* Data supplied
--

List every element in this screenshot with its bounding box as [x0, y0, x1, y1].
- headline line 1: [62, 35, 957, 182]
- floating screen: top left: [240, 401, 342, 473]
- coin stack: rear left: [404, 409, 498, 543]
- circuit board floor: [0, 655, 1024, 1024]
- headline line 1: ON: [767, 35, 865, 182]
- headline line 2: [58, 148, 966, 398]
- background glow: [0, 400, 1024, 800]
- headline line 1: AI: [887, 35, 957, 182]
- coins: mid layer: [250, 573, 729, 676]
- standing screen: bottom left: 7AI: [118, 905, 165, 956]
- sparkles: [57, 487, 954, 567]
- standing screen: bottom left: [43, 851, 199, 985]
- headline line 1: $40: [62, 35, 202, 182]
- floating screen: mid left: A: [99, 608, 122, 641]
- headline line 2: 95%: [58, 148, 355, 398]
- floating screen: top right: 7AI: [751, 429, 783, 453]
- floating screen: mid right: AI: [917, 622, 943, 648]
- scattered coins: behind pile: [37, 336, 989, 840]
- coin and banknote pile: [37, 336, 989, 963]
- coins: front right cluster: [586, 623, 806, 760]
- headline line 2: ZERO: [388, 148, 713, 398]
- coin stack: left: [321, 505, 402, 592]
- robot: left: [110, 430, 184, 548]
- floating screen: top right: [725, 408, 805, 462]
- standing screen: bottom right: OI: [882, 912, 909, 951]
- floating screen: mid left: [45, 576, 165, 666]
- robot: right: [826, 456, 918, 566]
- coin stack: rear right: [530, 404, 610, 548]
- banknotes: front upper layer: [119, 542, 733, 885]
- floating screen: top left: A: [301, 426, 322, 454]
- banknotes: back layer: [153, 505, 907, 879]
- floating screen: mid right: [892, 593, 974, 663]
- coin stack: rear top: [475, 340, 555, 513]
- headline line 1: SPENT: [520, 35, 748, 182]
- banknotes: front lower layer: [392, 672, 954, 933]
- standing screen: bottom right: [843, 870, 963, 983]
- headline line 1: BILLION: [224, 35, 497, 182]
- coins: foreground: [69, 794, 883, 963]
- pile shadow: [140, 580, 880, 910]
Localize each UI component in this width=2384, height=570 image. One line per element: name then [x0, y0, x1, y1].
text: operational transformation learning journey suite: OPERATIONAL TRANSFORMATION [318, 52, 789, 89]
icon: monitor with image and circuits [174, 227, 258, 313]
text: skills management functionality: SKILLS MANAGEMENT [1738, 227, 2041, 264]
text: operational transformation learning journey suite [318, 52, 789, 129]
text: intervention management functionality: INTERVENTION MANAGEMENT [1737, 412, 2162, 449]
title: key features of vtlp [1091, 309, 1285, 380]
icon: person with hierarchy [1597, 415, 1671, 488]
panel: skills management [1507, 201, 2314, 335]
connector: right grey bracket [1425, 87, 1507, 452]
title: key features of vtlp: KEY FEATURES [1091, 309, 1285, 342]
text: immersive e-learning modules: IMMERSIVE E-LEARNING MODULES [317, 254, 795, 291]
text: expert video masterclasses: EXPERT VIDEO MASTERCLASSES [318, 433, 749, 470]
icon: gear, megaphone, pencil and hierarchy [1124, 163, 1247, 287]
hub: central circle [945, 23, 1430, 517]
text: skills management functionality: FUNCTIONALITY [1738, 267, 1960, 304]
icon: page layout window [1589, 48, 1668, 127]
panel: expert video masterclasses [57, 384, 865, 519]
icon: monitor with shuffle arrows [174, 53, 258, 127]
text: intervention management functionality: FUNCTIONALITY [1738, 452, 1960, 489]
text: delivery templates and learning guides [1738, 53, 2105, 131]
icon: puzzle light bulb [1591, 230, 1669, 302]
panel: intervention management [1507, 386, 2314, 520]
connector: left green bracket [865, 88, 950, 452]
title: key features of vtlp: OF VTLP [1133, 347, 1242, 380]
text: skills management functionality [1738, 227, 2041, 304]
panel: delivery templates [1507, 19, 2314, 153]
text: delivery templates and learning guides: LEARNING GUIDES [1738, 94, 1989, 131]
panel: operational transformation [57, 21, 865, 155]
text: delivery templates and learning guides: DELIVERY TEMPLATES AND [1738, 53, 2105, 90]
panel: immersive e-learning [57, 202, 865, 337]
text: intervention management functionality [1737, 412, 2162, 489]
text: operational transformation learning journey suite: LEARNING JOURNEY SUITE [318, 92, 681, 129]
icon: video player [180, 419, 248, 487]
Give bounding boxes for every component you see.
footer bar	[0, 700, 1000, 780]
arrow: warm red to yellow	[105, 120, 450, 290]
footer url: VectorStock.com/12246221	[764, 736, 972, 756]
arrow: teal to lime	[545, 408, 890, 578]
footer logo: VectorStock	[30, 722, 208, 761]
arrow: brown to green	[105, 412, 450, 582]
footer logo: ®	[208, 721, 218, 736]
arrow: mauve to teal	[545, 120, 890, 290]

--

* Problem to work on
Which lines of the data contain the word "component"? Find them and copy each one in full.

* Written response
Localize each UI component in this width=2384, height=570 image. One line per element: name then [x0, y0, x1, y1].
Give bounding boxes for every component you see.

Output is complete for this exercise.